## Stated problem
Return each line containing "label".

## Rows
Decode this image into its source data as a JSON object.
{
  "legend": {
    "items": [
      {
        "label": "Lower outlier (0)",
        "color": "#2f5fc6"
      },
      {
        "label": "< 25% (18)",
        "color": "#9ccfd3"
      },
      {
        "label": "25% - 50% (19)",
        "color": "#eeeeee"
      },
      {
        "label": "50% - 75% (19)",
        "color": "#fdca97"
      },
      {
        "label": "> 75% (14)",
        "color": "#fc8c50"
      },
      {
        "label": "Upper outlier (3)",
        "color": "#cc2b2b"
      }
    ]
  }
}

## Solution to this exercise
        "label": "Lower outlier (0)",
        "label": "< 25% (18)",
        "label": "25% - 50% (19)",
        "label": "50% - 75% (19)",
        "label": "> 75% (14)",
        "label": "Upper outlier (3)",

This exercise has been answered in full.